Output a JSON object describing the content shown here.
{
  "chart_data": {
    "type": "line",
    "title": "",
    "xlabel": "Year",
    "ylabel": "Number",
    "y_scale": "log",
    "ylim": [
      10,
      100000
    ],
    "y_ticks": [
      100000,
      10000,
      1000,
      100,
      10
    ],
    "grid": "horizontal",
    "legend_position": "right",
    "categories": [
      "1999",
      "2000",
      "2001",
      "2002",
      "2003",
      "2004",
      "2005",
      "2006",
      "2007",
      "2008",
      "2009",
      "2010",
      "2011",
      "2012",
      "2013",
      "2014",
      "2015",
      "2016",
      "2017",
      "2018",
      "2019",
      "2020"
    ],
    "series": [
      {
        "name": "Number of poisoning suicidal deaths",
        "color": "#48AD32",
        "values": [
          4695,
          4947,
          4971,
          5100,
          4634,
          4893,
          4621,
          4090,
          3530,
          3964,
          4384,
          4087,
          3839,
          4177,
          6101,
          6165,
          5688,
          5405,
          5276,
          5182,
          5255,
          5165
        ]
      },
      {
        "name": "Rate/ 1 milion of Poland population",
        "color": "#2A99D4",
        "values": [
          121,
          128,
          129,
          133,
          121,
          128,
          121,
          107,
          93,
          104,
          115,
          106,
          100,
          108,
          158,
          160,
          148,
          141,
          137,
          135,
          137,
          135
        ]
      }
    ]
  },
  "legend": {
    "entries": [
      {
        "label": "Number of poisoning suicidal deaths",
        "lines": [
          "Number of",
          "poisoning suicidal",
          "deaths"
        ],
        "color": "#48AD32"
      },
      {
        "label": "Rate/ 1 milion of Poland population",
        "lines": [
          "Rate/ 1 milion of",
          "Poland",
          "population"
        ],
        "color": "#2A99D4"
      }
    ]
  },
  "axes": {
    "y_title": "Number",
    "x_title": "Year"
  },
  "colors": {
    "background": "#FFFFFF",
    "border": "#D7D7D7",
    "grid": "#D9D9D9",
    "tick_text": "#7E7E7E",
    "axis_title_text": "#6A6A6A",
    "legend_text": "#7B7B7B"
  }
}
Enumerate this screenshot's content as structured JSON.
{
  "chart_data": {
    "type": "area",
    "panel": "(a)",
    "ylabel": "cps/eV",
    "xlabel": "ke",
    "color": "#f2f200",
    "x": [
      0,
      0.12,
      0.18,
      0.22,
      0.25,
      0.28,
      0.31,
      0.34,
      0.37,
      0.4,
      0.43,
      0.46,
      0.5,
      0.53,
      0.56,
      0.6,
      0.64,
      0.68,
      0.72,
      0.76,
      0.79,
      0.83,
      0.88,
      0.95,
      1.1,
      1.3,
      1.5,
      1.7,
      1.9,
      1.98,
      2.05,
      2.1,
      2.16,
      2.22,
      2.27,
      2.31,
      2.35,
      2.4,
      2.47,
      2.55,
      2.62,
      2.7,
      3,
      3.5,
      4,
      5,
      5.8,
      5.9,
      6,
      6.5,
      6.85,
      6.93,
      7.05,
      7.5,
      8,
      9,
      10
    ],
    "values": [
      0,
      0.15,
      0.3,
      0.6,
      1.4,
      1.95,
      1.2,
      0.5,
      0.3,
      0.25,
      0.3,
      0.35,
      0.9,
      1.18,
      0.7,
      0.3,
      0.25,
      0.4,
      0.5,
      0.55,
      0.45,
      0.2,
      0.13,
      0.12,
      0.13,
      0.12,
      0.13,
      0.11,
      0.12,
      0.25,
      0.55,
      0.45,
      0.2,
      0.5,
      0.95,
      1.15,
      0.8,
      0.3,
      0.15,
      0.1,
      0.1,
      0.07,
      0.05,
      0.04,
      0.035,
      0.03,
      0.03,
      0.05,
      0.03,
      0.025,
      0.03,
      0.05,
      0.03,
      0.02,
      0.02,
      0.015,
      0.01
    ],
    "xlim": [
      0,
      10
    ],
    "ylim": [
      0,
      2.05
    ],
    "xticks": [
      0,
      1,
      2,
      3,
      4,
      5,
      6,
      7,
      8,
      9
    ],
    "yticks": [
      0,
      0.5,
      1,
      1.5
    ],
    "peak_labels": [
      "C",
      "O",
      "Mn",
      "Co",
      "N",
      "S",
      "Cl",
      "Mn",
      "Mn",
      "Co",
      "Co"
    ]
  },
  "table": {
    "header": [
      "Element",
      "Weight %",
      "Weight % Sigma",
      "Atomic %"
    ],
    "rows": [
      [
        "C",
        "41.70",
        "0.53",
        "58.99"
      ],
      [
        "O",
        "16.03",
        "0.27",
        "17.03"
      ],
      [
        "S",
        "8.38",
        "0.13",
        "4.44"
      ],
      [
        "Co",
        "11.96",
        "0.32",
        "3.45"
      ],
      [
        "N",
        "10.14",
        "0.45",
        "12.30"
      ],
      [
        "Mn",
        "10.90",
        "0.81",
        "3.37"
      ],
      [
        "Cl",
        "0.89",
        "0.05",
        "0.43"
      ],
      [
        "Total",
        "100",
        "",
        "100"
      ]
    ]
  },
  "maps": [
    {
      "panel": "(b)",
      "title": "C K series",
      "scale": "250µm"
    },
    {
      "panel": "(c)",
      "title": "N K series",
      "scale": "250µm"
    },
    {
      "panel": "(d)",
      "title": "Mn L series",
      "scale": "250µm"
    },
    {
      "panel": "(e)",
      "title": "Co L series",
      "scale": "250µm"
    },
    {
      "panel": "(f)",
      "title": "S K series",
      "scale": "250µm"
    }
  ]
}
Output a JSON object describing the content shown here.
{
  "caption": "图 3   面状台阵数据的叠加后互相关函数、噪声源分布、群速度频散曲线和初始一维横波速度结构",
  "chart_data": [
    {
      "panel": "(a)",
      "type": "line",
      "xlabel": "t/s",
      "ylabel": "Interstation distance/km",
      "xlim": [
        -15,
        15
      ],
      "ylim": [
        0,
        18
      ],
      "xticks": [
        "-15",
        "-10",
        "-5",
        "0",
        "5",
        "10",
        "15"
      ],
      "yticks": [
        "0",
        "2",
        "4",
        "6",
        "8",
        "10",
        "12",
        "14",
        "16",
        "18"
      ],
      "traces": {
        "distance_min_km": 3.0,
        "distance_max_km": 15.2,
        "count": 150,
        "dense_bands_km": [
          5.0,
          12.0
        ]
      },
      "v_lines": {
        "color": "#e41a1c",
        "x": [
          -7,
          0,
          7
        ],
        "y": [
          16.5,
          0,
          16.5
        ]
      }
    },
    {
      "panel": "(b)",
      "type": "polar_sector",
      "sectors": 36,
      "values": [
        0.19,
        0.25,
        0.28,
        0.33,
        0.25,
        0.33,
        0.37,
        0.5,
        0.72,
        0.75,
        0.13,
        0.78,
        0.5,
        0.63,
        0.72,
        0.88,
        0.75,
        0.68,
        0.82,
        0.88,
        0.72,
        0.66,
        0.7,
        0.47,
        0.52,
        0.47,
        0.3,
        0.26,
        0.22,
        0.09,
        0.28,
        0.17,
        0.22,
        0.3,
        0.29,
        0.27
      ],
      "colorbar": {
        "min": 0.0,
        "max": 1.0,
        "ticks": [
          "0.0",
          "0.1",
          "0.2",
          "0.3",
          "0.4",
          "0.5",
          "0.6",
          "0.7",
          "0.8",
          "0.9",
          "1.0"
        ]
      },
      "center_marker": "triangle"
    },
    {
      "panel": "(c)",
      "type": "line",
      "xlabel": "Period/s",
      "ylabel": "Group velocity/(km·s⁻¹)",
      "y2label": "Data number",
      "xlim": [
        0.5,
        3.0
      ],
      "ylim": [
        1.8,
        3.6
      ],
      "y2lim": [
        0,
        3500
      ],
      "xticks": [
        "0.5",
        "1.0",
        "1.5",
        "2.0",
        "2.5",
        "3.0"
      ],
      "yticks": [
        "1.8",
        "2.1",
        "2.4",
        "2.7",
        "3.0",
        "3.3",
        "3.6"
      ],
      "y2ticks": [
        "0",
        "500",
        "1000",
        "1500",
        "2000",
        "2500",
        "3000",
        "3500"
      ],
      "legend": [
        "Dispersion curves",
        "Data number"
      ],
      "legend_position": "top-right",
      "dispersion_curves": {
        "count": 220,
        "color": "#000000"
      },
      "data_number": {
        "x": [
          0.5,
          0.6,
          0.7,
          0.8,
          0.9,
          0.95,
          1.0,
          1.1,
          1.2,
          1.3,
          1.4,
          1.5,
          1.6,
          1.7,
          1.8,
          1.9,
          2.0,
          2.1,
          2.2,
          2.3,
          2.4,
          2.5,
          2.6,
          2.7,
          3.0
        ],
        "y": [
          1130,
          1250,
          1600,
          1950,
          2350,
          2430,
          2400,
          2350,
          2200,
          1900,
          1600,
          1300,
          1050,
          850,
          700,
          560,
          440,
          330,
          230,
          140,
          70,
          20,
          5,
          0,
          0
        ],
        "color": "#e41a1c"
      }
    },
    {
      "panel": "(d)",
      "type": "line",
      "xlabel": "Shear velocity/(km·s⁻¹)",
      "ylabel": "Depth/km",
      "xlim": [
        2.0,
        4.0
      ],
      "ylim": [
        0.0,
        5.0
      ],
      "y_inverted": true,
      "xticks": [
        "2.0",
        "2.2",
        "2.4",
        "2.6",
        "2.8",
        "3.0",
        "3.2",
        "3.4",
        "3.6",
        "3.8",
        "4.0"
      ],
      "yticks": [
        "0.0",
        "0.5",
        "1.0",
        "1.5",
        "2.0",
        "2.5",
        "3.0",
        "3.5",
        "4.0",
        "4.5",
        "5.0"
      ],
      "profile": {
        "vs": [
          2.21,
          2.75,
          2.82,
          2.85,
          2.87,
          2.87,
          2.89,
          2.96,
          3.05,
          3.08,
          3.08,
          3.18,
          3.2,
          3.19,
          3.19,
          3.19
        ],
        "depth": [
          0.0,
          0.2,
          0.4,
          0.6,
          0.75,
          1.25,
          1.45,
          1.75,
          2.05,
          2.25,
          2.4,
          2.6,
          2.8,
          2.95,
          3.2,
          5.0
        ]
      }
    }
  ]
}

______________________________

Stated exercise:
Which lines hold the word "milion"? Return all of them from the records above.

Finished answer:
        "name": "Rate/ 1 milion of Poland population",
        "label": "Rate/ 1 milion of Poland population",
          "Rate/ 1 milion of",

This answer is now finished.